◆ **Problems and tasks**
1. Name every person or office-holder that the parliamentary debate extract refers to by name or title.
2. According to the parliamentary debate extract, what was the purpose of raising the bank rate?
3. Carry on the parliamentary debate extract on the bank rate and credit restrictions from its final line.
-- Start of Extract --
I asked whether the initiative was with the Chancellor of the Exchequer or the Governor.


I do not think that the machine works in that way. There is very close contact between the Chancellor of the Exchequer and the Governor. The sort of idea that there is a bargain between them I do not think operates. They are two people working together for a common end.


It is quite clear now that under the new Statute the Chancellor of the Exchequer has the final say. I think that is what the noble Lord, Lord Grantchester, is arguing about.


That is the result of legislation which the noble Viscount's Party thought it right to introduce. The purpose of raking the bank rate was to leave no doubt in anyone's mind of the determination of the Government to carry through this policy and to curb inflation at all costs. That is its purpose and that, I submit, is its justification.

The same, I think, is true of the second method which has been employed by the Chancellor of the Exchequer to achieve his purpose; and that is credit restrictions. First, there are restrictions on issues which are operated by the Capital Issues Committee. I do not purpose to say anything about them, because I think they were dealt with by my noble friend Lord Selkirk. Secondly, there were the other restrictions on credit, to companies and to individuals, operated through banks. Broadly speaking, of course, the object of these is exactly the same as the object of raising the bank rate, which is to reduce the flow of money which goes out and which, ultimately, is bound to increase the volume of consumption.


Could the noble Marquess answer this point? Is there any differential in the directive in favour of export enterprise?


No, I do not think there is, but I am going to deal with the question of controls in a moment.
-- End of Extract --
-- Start of Given data --
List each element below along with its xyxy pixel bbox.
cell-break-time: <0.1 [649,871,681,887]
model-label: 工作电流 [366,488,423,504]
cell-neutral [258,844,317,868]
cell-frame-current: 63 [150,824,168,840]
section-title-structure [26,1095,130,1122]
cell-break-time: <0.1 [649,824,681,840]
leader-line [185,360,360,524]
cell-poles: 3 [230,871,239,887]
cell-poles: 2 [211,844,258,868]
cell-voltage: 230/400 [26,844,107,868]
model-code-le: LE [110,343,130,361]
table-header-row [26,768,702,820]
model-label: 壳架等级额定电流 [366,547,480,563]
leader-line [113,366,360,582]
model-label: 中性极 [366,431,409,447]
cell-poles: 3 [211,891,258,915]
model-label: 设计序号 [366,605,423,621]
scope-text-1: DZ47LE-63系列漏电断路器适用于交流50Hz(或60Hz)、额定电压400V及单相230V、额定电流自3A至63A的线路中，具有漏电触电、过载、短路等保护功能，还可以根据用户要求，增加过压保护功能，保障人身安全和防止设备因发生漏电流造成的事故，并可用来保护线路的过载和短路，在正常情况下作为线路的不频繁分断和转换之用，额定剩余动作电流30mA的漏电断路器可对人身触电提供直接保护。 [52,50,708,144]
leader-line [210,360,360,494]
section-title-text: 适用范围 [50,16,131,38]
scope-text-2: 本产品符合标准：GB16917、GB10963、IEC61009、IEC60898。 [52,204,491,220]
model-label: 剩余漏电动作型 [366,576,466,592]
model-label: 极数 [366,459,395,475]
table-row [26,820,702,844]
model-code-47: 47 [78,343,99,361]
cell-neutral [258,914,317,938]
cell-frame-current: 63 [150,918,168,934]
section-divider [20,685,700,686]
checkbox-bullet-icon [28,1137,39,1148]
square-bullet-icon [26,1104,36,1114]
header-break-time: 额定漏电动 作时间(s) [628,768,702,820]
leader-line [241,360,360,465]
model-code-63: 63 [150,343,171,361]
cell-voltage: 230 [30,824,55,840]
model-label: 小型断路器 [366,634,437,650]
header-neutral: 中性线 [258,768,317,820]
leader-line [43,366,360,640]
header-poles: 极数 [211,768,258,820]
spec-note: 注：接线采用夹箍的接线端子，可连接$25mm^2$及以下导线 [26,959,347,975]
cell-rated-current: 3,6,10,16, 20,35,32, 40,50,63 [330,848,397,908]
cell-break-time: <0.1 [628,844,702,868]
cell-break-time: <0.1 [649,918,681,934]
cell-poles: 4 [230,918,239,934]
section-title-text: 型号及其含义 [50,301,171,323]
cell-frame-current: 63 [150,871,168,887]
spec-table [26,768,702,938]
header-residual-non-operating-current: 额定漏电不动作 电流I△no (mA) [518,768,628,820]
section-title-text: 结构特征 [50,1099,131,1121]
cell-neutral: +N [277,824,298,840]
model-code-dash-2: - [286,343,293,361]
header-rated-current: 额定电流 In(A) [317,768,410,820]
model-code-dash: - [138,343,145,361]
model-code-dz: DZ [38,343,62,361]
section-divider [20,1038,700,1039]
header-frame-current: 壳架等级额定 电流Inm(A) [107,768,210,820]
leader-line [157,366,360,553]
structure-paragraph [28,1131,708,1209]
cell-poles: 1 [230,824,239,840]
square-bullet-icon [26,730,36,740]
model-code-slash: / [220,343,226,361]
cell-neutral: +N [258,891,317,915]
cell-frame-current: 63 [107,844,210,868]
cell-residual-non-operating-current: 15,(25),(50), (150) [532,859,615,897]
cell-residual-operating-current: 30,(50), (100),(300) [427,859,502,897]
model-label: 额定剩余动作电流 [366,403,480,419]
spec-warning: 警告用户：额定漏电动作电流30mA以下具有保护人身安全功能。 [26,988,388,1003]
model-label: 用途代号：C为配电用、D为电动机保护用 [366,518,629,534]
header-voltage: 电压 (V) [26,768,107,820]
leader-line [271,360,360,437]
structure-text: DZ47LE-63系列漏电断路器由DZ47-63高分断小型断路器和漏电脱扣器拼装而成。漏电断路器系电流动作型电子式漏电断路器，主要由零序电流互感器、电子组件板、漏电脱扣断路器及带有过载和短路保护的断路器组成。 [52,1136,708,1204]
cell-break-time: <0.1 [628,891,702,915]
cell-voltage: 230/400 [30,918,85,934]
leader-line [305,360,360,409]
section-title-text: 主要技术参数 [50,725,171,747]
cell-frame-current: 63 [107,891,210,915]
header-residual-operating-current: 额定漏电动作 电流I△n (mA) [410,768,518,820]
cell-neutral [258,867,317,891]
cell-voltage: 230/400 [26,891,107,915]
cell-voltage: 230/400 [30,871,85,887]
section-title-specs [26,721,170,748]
-- End of Given data --
◆ **Answers in order**
1. The Chancellor of the Exchequer, the Governor, Lord Grantchester, the noble Viscount, Lord Selkirk, and the noble Marquess.

2. The bank rate was raised to leave no doubt in anyone's mind that the Government was determined to carry through its policy and to curb inflation at all costs. The speaker presents that purpose as its justification.

3.
Some noble Lords have complained (I think the noble Viscount, Lord Alexander of Hillsborough, did, and I do not object to his having done so) that the effect of these restrictions has been harsh. That, too, I think, was the view of the noble Lord, Lord Pethick-Lawrence. The honest truth is that I am afraid any measures to restrict credit are bound to react harshly on somebody. That is the hard truth which we have to face. Even the operation of the extensive controls which have been advocated by noble Lords opposite would have had a harsh effect on those to whom they applied. It would be no good to tell the workers, or others to whom these controls were applied, that their particular product was less important than some and that therefore the Government had decided they must suffer first. They would only reply that that was not their concern. All they knew was that it was they and not others who were laid off or put on short time. Whether the methods of noble Lords opposite or the methods applied by the Government were adopted that would still remain the same.

Moreover, the policy of import restrictions, as was pointed out, I think, by the noble Lord, Lord Balfour of Burleigh, last night, is most unlikely to achieve the desired result, or at least to the same extent, because, as he said, import restrictions are applied to a limited number or range of commodities. The danger is that though, no doubt, that would reduce the consumption of those particular commodities, it merely diverts the desire to consume on the part of the community to another range of commodities; and then it becomes necessary to put an import restriction on those. So, gradually, it is necessary to build up an immense machinery of control which cannot be, in our view, at any rate, in the interest of the free economy.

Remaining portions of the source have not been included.